# Source data:
◇ ◇ ◇

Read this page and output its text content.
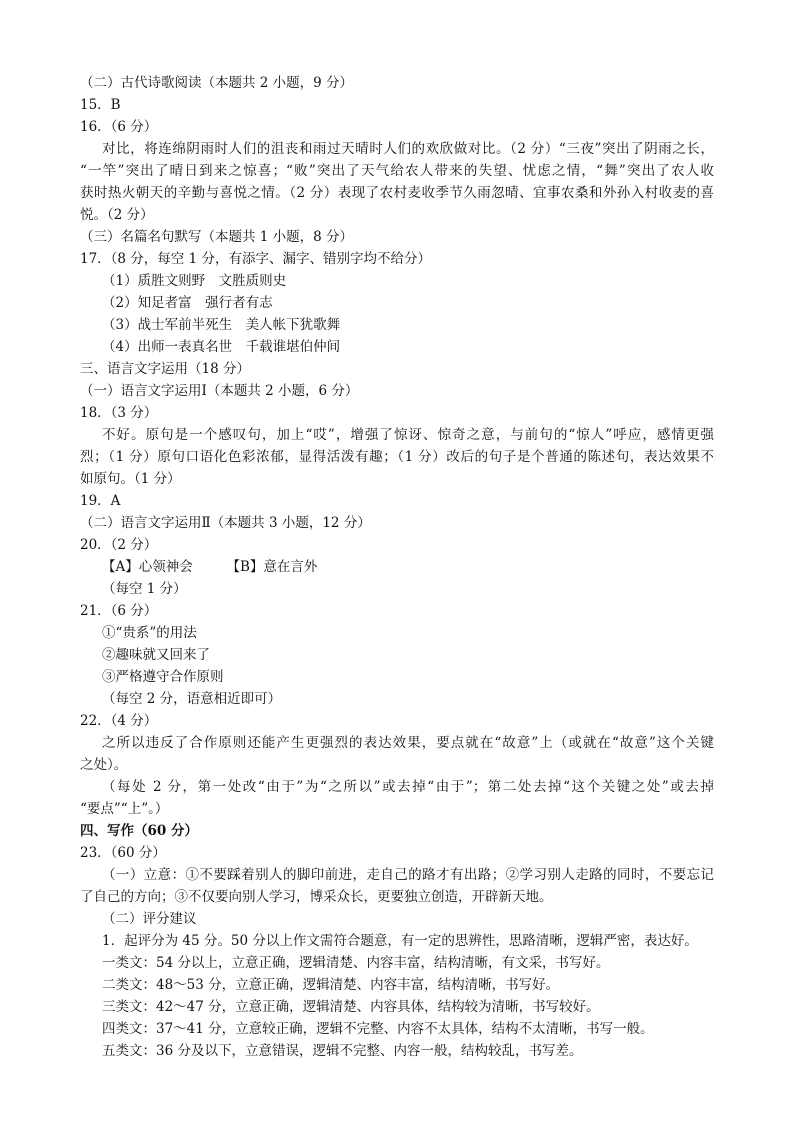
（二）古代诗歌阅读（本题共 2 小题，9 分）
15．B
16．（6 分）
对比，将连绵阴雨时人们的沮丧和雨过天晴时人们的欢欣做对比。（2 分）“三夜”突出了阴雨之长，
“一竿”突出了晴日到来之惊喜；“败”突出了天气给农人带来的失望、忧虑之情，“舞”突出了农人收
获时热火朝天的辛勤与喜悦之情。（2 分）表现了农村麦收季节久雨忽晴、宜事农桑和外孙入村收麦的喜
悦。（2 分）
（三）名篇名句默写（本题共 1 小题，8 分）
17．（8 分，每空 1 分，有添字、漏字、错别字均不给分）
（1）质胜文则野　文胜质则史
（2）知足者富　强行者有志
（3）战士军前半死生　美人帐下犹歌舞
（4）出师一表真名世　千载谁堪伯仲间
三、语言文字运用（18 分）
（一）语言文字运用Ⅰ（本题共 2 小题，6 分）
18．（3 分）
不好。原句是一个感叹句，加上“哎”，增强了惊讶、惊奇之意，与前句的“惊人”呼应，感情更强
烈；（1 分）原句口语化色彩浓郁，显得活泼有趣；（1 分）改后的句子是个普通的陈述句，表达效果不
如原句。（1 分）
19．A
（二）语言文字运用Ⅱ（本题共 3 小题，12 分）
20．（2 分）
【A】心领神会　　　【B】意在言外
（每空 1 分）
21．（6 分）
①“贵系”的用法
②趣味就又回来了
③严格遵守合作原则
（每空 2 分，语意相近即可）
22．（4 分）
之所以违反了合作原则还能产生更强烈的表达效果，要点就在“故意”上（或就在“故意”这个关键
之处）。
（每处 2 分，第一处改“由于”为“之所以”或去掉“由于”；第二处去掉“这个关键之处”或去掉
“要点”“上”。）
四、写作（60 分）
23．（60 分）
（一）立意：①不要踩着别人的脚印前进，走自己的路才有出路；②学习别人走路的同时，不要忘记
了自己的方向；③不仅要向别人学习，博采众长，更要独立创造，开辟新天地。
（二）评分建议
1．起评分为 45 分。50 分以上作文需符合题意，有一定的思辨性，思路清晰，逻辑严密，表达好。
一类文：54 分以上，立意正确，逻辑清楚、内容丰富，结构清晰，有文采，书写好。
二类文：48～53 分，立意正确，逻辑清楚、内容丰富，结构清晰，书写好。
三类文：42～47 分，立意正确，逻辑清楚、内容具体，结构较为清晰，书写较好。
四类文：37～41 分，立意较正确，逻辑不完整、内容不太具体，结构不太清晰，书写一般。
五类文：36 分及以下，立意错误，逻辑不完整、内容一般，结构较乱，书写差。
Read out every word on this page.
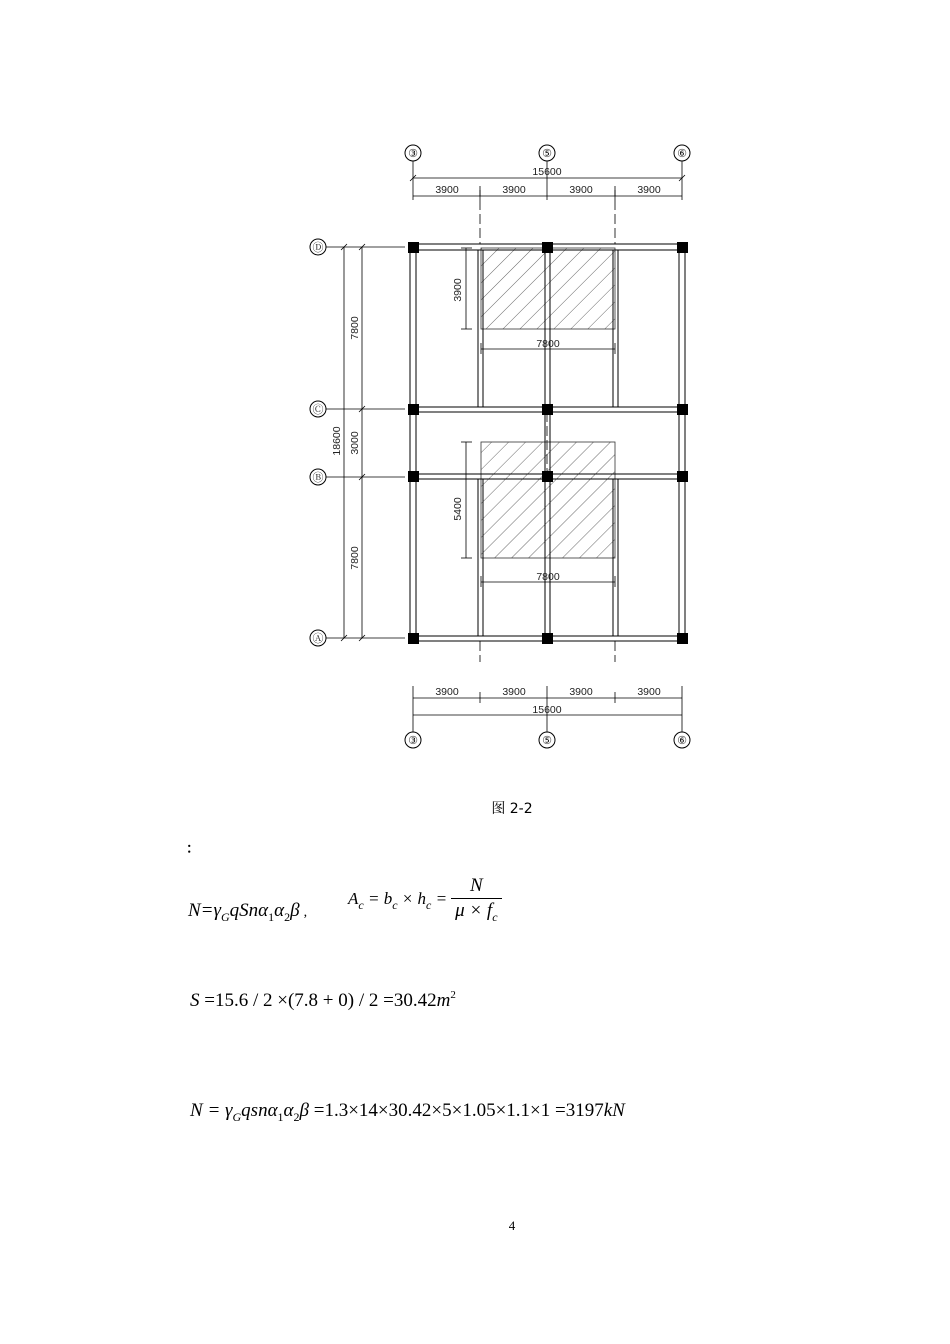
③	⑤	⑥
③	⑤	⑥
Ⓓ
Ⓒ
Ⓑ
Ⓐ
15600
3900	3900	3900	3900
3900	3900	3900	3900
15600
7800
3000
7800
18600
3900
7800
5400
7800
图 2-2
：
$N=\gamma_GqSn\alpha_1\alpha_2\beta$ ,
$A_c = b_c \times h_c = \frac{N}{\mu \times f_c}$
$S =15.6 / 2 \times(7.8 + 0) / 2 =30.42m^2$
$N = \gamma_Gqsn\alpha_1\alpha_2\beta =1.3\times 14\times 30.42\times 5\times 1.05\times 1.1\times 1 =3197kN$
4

◇ ◇ ◇

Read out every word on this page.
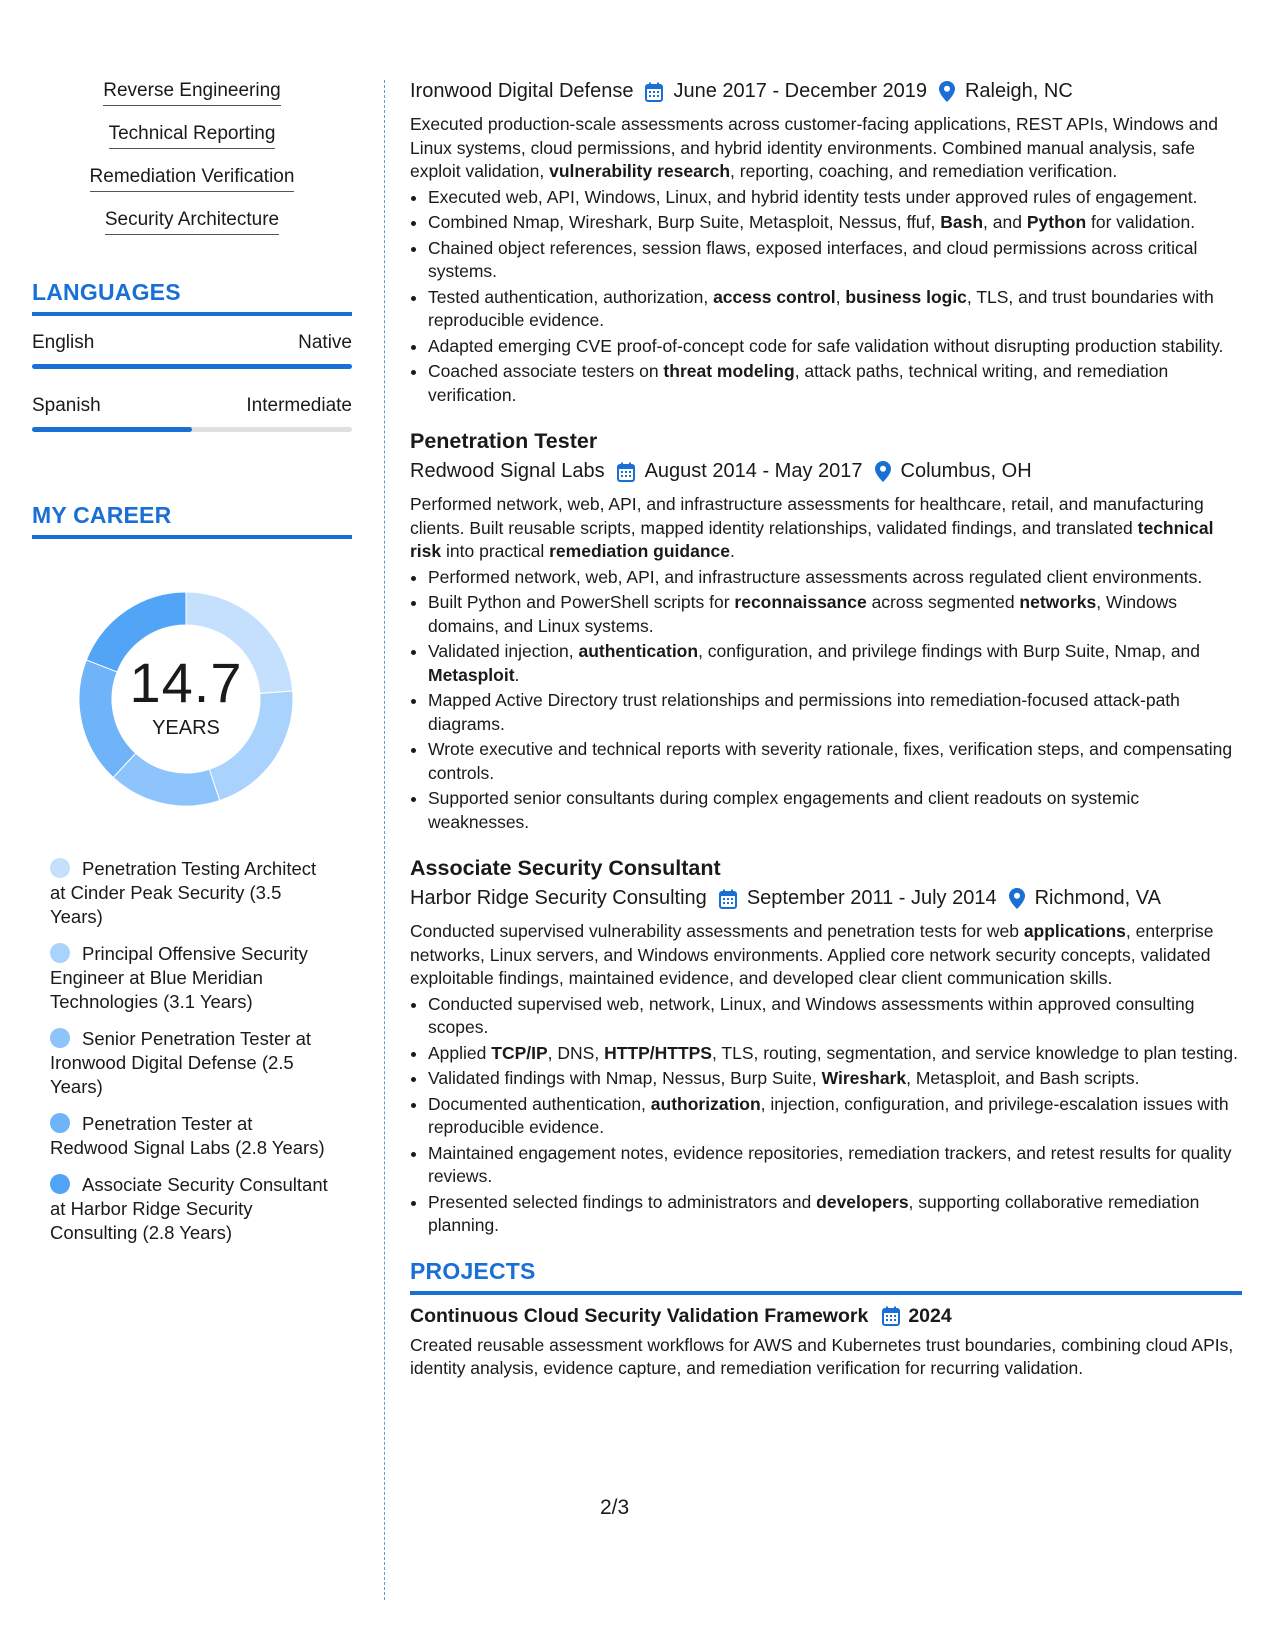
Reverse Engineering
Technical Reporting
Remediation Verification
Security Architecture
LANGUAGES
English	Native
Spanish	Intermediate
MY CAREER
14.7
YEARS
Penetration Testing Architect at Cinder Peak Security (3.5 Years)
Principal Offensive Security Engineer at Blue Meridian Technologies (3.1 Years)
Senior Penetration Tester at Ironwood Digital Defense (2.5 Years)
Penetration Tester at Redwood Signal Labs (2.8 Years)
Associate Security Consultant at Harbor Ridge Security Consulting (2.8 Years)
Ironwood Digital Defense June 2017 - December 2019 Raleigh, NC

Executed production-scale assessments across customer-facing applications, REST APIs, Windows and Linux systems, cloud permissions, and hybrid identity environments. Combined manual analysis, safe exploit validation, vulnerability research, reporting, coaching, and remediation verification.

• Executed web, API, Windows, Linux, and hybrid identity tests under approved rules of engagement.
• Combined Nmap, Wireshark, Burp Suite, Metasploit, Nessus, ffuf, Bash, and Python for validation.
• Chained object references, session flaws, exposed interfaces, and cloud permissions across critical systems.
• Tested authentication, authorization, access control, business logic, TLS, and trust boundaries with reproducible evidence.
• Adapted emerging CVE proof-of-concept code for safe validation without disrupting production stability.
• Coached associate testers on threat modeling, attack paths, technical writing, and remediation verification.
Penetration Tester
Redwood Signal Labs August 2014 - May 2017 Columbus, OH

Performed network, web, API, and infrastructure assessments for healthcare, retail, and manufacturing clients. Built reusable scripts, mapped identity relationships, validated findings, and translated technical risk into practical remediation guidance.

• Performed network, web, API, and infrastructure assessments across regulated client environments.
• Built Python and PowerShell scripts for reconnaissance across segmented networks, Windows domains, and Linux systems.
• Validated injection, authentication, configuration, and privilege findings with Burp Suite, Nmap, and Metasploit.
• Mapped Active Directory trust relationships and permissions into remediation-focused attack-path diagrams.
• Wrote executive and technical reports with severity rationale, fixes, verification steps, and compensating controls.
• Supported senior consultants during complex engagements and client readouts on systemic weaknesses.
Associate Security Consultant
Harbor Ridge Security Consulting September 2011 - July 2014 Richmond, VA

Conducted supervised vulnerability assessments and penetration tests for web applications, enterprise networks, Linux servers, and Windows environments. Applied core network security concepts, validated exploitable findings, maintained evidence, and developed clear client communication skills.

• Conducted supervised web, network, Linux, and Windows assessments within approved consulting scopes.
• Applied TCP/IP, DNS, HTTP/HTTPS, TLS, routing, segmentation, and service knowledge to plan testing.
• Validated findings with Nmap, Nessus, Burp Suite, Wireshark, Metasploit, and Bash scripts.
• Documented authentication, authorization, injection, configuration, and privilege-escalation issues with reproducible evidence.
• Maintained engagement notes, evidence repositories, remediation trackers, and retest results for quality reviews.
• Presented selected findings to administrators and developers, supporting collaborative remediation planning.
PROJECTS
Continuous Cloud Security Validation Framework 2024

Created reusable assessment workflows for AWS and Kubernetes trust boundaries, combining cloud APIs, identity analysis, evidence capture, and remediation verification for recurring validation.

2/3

◇ ◇ ◇

# YOUR TASK:
Scan the material line by line and report each one that contains "Nmap".

# FINAL RESULT:
• Combined Nmap, Wireshark, Burp Suite, Metasploit, Nessus, ffuf, Bash, and Python for validation.
• Validated injection, authentication, configuration, and privilege findings with Burp Suite, Nmap, and Metasploit.
• Validated findings with Nmap, Nessus, Burp Suite, Wireshark, Metasploit, and Bash scripts.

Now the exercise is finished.